───── EXCERPTED DATA ─────

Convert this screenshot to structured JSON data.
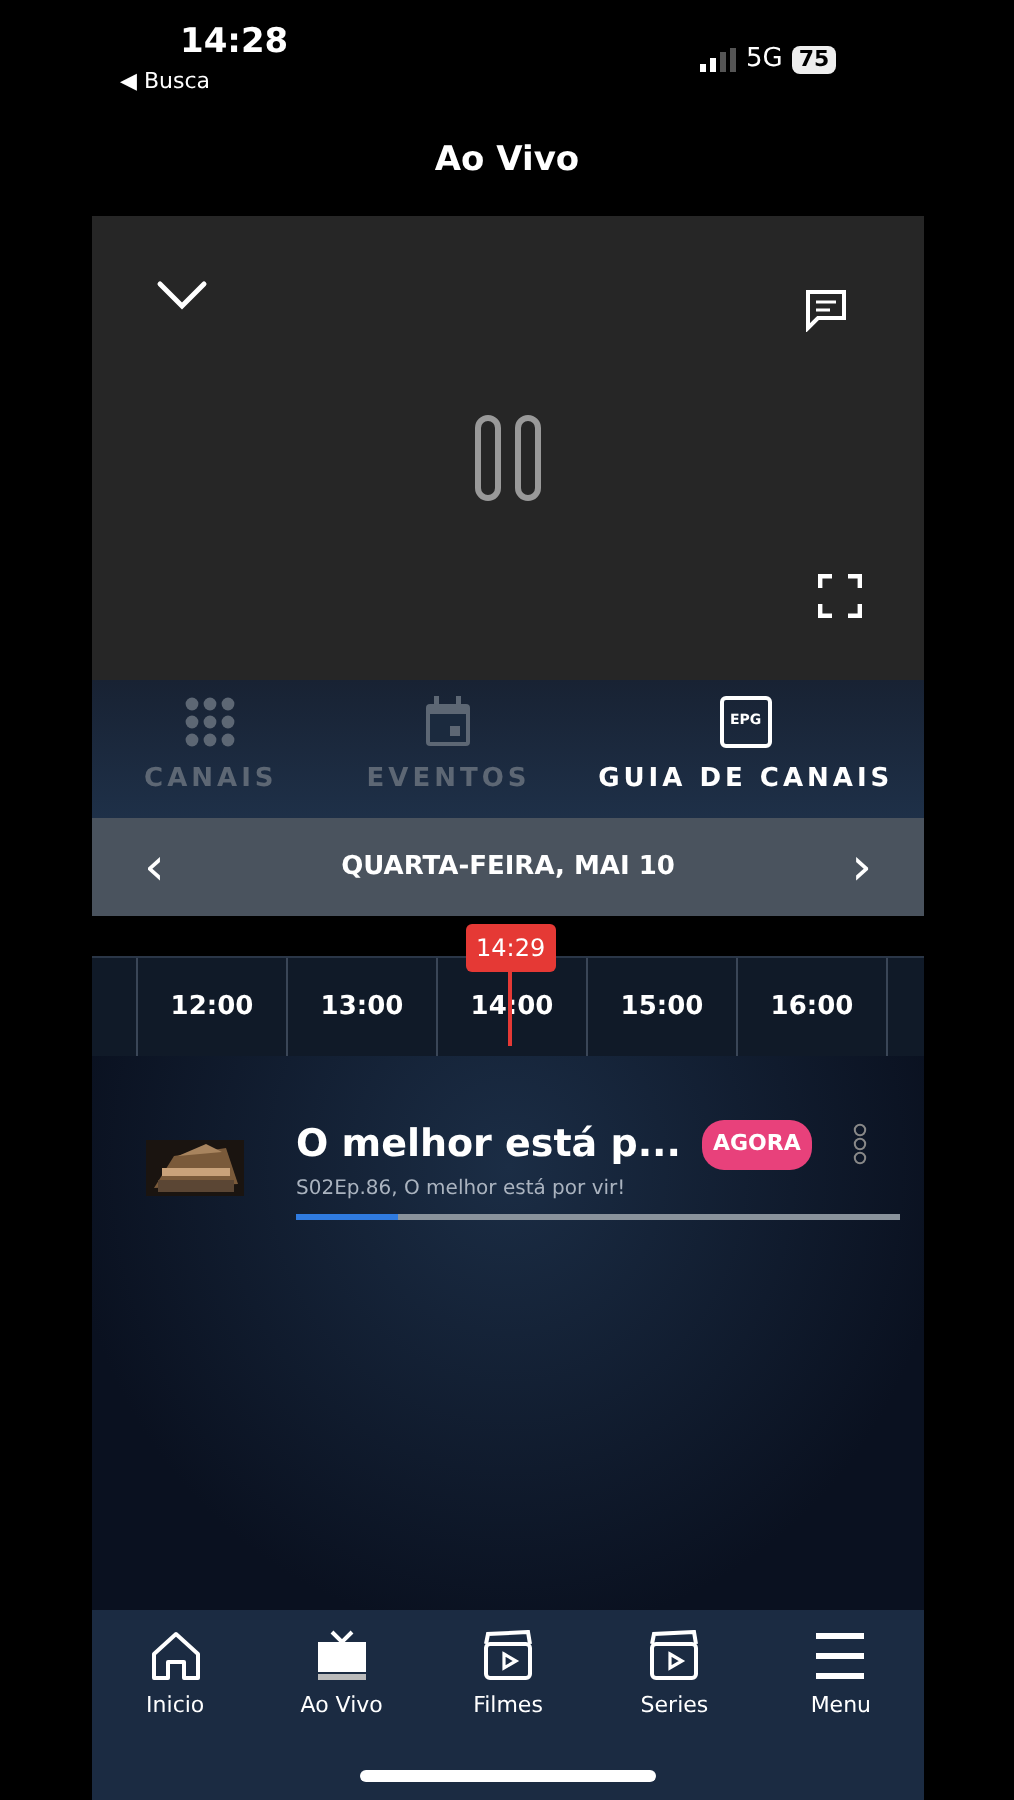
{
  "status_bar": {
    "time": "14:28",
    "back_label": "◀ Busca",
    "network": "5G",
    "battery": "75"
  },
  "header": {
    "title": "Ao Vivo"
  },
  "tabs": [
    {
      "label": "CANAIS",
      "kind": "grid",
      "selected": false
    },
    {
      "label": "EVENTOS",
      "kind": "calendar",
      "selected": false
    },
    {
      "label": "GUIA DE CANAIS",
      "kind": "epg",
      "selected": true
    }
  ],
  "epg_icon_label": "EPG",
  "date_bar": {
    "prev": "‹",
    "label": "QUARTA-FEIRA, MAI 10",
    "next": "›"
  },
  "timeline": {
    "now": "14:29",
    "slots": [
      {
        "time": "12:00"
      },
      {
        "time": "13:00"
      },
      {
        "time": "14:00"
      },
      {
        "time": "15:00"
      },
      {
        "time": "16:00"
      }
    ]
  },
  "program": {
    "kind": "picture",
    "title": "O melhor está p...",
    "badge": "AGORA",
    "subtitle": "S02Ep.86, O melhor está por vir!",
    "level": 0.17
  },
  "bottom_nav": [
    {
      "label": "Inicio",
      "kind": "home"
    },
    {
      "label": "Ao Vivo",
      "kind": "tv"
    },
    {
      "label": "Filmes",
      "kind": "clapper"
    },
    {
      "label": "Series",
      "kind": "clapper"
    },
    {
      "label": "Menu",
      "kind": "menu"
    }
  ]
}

─────
───── EXCERPTED DATA ─────

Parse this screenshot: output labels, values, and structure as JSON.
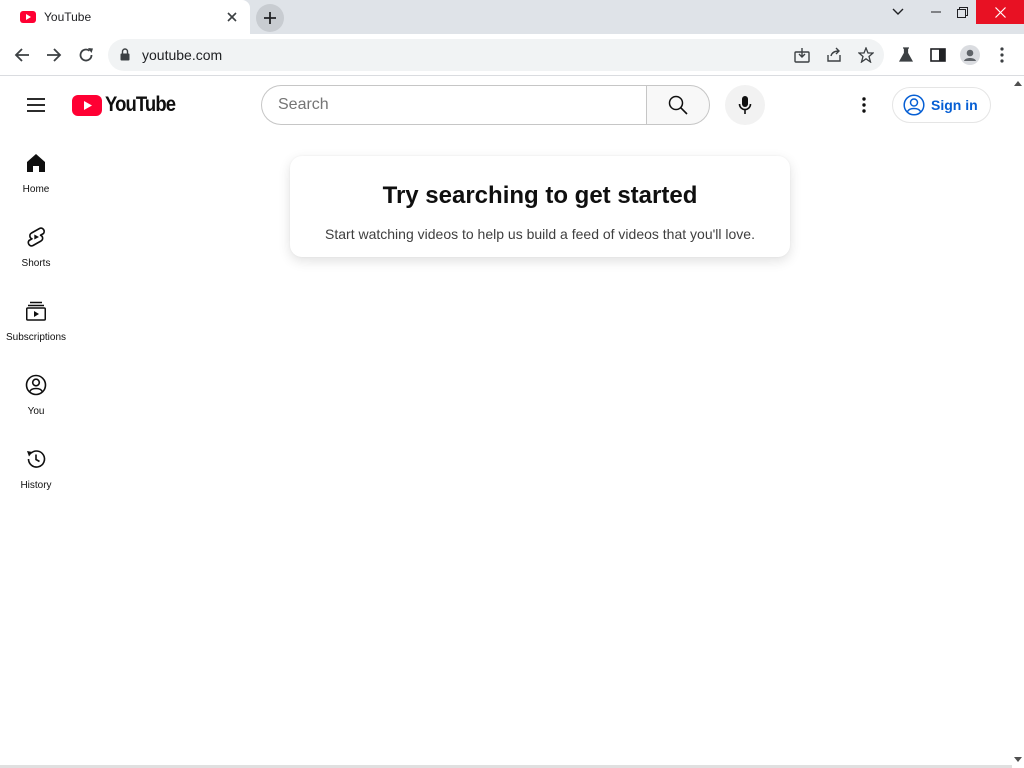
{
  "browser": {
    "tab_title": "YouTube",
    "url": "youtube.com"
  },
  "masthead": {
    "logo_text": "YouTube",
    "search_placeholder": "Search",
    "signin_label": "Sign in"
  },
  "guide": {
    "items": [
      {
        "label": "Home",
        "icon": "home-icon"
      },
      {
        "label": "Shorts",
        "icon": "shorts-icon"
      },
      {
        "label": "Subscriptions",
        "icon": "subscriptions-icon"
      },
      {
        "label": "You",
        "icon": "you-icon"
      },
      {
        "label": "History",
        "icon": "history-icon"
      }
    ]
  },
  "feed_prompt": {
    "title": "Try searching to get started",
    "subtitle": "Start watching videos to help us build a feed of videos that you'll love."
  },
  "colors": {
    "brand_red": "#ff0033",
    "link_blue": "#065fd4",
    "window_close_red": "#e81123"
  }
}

─────
───── EXCERPTED DATA ─────

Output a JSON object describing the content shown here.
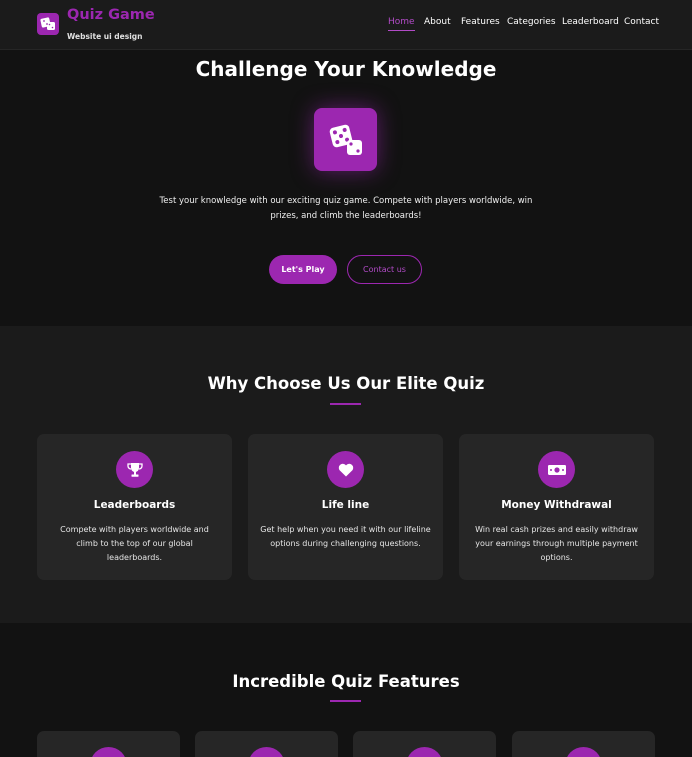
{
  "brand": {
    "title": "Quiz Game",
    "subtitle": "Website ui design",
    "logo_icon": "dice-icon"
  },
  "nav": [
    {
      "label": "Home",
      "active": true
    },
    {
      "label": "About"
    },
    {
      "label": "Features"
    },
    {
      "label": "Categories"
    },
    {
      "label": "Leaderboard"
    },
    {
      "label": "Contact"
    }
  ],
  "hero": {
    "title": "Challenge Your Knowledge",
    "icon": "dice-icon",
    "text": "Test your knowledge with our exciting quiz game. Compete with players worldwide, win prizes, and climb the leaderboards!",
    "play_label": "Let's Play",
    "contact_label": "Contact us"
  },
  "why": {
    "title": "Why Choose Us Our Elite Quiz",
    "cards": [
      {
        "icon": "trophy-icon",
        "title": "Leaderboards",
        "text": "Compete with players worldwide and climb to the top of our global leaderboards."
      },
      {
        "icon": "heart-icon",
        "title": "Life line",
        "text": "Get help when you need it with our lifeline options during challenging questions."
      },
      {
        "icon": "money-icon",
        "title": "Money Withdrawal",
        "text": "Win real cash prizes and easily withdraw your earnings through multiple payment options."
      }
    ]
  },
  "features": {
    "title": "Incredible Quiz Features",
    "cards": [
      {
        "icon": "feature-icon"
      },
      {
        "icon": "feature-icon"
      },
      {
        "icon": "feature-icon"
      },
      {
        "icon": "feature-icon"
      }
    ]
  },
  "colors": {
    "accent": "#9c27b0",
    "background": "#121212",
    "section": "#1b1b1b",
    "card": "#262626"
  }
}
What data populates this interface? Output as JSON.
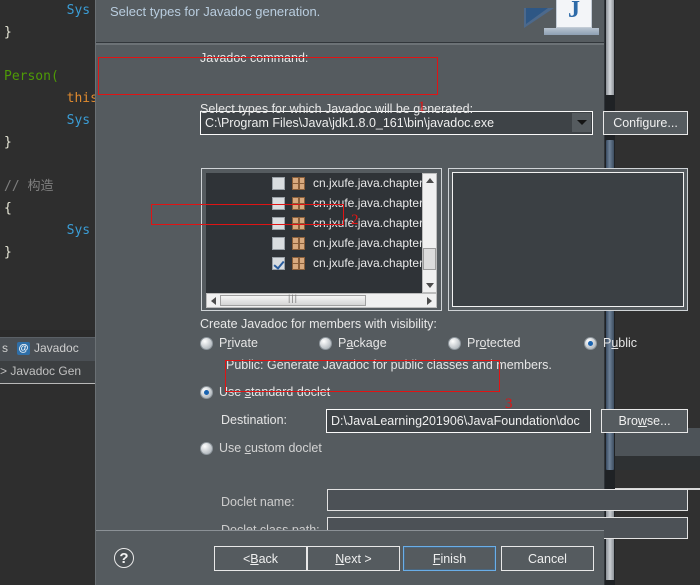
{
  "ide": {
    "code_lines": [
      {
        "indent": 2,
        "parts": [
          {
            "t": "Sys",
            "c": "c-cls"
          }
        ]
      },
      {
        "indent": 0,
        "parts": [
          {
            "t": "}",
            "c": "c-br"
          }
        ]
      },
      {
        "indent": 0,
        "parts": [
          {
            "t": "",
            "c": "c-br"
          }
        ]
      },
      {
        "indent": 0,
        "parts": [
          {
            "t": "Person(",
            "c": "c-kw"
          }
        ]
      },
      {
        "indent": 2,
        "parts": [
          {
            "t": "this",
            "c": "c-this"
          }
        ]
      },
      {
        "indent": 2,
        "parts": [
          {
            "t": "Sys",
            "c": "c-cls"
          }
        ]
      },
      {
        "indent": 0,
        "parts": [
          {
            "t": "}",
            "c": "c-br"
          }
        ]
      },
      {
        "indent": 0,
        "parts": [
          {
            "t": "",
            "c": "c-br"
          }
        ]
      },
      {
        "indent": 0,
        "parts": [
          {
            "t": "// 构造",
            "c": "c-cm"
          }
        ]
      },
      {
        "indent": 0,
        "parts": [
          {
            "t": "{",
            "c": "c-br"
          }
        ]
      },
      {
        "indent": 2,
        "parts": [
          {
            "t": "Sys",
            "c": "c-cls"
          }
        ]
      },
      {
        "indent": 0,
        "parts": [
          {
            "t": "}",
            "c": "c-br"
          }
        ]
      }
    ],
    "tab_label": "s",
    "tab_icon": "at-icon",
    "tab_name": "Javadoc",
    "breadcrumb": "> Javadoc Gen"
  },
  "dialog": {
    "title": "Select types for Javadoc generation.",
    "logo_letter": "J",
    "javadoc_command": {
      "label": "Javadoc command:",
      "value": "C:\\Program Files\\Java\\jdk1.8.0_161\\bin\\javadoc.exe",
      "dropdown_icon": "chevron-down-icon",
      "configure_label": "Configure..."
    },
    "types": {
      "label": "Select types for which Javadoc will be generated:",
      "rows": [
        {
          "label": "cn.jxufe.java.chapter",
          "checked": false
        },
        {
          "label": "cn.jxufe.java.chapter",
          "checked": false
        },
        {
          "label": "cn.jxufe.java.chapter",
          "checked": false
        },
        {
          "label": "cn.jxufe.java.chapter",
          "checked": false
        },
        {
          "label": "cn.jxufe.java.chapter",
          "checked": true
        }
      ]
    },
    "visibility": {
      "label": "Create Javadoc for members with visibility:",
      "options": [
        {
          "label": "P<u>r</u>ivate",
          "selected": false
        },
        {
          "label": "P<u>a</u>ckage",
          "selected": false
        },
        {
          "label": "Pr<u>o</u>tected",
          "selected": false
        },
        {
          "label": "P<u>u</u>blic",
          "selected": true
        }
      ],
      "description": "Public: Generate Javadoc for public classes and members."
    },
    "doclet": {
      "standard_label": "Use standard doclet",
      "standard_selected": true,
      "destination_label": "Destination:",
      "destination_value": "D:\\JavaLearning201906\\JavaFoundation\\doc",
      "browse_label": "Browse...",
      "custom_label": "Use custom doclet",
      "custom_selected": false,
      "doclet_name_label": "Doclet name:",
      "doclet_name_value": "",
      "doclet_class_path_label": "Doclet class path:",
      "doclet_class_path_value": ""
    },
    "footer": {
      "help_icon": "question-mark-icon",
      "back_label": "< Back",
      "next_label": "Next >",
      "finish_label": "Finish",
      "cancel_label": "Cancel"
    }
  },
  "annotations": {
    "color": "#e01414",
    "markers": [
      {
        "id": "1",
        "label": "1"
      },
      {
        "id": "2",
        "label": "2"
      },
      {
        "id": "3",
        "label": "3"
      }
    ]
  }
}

─────

◆ **EXERCISE DIRECTIONS**: Gather from the data above every line with the string "members".

◆ **SOLUTION BELOW**:
      "label": "Create Javadoc for members with visibility:",
      "description": "Public: Generate Javadoc for public classes and members."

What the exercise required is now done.